To do
Show all lines from the listing below that contain "дошкольного".
::: Data shown :::
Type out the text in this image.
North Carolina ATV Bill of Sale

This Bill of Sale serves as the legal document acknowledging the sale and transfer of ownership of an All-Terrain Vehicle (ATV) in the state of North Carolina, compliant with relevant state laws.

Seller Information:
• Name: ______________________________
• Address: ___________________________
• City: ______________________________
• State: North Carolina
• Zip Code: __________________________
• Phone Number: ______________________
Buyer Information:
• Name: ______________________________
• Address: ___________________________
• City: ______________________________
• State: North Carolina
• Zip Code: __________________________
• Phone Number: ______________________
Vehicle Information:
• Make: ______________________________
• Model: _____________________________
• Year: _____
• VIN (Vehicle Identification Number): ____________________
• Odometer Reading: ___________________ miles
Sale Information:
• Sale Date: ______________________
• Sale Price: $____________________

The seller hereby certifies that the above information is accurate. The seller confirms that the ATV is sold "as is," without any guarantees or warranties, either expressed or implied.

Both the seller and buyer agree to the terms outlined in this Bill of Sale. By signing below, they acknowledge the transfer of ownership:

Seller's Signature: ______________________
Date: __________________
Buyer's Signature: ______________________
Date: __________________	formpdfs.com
:::
::: Data shown :::
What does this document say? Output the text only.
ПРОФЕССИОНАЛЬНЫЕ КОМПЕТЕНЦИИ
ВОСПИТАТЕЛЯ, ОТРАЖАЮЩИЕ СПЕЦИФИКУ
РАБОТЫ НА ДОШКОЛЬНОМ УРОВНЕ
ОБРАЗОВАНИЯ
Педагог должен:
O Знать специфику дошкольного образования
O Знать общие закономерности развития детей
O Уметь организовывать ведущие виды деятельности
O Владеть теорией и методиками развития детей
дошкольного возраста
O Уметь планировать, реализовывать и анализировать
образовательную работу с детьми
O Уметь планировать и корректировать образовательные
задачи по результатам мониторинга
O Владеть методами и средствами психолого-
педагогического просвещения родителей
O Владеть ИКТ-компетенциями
:::
::: Data shown :::
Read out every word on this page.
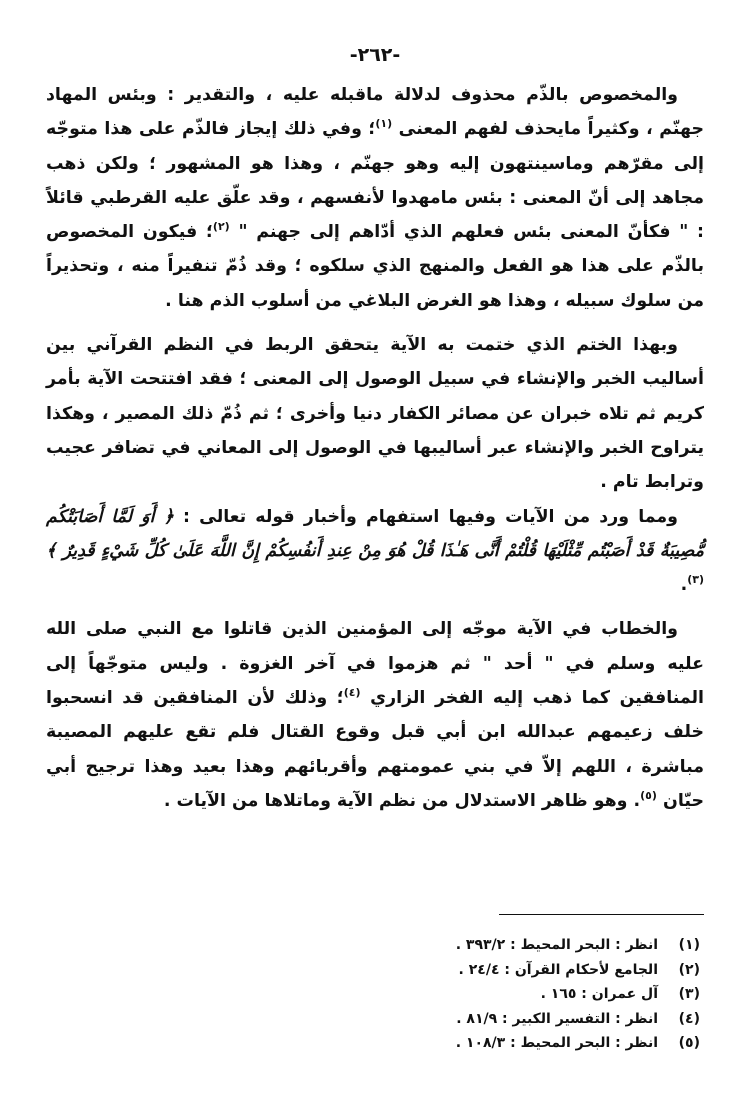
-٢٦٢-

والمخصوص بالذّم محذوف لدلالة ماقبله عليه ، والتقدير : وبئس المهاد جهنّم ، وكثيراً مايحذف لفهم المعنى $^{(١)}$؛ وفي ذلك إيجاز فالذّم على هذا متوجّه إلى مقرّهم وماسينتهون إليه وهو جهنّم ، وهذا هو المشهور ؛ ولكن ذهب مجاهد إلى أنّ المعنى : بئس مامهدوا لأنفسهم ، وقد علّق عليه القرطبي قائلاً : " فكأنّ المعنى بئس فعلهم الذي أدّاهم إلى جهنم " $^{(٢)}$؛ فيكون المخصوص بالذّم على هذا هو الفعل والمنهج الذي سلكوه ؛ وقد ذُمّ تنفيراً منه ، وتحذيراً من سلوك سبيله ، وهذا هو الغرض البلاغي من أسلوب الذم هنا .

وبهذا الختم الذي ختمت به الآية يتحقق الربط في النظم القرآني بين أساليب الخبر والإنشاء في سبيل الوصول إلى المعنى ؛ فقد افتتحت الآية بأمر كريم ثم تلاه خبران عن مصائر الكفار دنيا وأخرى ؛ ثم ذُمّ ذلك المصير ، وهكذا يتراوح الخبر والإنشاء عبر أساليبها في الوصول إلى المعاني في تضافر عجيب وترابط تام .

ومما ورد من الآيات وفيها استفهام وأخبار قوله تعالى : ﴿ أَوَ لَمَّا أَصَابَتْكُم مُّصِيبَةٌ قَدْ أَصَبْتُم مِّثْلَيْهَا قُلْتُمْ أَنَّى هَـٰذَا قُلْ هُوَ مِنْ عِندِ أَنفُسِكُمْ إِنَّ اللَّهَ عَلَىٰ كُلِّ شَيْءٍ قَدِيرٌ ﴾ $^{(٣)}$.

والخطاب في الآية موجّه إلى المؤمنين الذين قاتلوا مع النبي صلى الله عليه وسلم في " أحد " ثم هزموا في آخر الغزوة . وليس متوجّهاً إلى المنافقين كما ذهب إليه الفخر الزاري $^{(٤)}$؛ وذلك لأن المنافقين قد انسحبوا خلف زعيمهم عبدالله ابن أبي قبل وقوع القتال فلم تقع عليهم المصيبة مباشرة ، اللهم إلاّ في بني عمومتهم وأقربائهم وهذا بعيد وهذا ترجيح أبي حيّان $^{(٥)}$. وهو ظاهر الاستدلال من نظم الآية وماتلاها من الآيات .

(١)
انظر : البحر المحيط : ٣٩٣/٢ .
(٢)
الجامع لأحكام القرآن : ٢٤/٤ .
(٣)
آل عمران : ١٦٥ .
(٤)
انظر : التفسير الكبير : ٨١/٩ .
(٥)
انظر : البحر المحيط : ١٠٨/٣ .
:::
Expected answer
O Знать специфику дошкольного образования
дошкольного возраста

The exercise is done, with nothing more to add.